#### Task directions
Provide only the number of lines in the data below that contain the word "riconduce".

#### Data shown
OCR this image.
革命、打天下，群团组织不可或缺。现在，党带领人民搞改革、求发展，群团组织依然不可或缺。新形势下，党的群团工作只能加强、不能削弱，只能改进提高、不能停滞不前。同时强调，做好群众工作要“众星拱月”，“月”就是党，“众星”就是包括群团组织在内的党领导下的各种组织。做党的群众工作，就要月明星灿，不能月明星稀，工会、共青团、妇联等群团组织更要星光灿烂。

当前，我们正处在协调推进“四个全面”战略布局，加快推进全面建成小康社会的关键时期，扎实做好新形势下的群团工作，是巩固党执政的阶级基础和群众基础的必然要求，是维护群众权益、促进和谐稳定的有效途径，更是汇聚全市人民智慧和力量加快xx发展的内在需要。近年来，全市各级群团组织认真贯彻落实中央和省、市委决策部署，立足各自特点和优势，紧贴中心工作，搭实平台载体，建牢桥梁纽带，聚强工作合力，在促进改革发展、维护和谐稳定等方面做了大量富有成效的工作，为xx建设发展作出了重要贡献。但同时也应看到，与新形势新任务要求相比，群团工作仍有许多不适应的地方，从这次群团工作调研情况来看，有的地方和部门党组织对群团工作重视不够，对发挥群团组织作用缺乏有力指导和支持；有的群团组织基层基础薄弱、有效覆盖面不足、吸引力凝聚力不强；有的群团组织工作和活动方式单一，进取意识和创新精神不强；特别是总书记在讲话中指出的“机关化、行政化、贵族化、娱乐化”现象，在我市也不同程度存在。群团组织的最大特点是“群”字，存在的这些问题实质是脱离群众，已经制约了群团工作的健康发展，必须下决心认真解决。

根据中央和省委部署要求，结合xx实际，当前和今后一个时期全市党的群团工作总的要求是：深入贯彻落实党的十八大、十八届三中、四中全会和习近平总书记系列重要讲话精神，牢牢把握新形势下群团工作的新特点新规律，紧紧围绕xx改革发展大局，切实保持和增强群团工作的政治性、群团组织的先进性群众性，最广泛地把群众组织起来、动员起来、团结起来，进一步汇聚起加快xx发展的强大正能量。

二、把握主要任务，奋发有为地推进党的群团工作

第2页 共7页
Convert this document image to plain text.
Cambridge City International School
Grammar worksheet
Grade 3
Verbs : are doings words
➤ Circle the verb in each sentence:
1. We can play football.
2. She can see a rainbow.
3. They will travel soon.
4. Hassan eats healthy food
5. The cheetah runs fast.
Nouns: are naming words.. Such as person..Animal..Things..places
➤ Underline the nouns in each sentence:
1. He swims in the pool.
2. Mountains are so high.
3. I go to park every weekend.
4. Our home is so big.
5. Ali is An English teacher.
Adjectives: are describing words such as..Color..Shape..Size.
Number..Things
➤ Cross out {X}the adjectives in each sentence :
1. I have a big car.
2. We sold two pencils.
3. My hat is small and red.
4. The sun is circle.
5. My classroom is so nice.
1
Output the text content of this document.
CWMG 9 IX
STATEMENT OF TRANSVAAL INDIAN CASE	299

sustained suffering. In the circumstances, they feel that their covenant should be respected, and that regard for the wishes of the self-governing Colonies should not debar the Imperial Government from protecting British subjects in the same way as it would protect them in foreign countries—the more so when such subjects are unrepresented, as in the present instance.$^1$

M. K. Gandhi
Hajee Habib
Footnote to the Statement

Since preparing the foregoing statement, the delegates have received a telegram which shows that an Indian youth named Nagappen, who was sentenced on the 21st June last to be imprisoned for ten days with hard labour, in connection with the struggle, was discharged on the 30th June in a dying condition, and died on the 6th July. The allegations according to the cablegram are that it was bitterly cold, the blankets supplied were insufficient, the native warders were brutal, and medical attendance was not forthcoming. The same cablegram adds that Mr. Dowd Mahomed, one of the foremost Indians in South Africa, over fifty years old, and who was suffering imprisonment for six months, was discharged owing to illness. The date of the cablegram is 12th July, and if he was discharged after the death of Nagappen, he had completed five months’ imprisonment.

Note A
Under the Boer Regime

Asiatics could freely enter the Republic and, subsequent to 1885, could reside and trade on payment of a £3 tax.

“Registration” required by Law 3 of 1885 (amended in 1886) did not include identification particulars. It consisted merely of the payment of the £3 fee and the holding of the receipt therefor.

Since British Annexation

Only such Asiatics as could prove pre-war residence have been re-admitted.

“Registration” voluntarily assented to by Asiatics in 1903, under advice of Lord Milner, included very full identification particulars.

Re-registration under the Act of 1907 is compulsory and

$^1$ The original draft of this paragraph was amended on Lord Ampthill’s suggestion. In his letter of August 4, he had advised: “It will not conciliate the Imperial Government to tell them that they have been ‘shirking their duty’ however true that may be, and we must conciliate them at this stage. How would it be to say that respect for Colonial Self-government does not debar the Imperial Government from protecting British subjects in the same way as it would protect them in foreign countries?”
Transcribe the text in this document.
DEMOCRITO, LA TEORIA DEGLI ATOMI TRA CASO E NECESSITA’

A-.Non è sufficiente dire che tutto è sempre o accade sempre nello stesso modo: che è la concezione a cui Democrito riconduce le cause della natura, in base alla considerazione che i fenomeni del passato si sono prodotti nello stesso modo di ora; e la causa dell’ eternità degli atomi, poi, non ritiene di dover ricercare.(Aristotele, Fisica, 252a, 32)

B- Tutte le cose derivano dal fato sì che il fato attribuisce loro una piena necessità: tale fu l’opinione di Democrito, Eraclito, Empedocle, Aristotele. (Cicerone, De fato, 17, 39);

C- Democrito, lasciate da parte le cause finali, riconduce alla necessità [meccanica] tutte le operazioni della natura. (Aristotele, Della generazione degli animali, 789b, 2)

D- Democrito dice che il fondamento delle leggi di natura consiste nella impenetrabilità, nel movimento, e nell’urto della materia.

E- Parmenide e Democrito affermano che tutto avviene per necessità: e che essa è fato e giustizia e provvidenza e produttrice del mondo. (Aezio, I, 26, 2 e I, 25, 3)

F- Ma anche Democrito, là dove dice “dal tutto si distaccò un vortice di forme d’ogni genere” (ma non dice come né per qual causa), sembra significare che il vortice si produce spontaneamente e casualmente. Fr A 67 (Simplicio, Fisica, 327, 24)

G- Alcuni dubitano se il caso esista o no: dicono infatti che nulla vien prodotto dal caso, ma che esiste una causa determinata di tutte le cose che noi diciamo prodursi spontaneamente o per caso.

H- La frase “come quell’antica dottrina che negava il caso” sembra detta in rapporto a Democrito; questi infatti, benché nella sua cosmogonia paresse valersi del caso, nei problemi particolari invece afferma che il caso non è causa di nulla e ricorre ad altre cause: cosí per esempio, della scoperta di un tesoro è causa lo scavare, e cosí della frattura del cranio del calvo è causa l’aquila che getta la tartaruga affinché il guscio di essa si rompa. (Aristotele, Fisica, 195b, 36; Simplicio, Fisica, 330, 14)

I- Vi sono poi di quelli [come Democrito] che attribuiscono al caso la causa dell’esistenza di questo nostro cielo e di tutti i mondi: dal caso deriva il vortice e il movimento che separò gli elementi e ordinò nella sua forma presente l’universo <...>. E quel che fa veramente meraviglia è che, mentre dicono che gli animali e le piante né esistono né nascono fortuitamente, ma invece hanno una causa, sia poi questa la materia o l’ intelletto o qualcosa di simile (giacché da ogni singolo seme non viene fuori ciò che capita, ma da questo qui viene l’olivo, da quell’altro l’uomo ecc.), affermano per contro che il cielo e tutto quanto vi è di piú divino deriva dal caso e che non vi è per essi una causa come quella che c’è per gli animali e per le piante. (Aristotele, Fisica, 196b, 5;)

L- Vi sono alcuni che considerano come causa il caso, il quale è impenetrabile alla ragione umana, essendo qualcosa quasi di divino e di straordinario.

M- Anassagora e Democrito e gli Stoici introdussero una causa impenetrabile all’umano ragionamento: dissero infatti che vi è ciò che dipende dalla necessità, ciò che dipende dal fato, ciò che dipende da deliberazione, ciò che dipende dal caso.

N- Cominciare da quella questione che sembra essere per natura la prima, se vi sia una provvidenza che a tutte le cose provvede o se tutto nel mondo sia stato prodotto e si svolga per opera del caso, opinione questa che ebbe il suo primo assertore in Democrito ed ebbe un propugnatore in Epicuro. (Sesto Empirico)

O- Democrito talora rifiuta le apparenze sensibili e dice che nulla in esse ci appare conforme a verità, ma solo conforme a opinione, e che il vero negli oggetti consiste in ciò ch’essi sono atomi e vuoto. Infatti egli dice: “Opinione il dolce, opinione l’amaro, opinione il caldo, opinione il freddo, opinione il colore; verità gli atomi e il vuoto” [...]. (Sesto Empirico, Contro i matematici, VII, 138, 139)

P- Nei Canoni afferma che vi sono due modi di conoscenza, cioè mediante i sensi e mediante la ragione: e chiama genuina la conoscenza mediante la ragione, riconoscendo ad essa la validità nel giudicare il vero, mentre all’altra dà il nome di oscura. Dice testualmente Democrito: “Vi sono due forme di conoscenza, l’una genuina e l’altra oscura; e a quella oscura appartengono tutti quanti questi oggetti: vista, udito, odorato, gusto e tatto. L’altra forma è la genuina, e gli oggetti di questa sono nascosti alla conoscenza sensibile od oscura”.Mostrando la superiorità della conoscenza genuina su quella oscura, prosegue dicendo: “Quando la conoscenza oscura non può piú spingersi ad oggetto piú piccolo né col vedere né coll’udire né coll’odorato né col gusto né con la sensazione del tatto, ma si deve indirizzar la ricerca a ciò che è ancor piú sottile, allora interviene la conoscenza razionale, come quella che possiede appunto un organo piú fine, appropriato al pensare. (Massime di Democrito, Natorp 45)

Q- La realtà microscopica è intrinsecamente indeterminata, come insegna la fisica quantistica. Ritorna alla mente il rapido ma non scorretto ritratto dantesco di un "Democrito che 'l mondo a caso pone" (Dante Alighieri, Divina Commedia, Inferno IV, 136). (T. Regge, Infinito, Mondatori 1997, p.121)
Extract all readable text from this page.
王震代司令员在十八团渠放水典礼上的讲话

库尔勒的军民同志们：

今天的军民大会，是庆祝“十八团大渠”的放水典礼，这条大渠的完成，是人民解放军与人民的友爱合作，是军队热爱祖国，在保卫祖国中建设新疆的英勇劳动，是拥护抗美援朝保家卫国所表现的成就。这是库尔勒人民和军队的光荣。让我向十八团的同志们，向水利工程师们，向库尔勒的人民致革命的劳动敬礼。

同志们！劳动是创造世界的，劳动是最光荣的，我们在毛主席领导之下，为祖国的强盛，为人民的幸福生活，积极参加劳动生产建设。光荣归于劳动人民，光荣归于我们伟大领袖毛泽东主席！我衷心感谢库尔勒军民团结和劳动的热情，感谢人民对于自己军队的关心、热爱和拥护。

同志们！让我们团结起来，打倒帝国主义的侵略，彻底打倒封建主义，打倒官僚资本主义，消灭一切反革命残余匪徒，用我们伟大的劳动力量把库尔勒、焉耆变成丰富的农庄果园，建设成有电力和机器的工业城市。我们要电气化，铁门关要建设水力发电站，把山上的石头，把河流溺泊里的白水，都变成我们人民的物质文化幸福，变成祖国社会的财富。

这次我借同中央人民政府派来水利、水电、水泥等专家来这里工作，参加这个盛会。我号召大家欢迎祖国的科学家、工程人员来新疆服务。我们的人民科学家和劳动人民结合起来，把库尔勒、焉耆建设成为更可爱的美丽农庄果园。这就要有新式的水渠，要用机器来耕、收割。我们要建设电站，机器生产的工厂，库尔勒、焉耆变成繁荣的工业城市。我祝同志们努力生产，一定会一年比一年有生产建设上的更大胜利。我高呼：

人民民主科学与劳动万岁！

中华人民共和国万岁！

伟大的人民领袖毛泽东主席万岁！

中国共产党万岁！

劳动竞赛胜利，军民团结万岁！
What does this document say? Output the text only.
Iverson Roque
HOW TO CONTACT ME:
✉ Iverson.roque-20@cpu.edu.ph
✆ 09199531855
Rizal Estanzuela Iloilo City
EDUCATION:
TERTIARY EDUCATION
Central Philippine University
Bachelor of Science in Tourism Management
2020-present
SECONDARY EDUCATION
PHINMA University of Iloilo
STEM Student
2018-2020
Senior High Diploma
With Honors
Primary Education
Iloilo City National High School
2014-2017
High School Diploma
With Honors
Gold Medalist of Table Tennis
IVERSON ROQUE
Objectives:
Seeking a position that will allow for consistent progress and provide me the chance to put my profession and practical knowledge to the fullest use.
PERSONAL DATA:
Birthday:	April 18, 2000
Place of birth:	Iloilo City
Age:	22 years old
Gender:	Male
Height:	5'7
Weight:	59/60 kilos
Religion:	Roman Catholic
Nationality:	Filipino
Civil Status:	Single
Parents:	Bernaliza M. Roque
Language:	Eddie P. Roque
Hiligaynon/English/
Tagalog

#### Solution for this exercise
2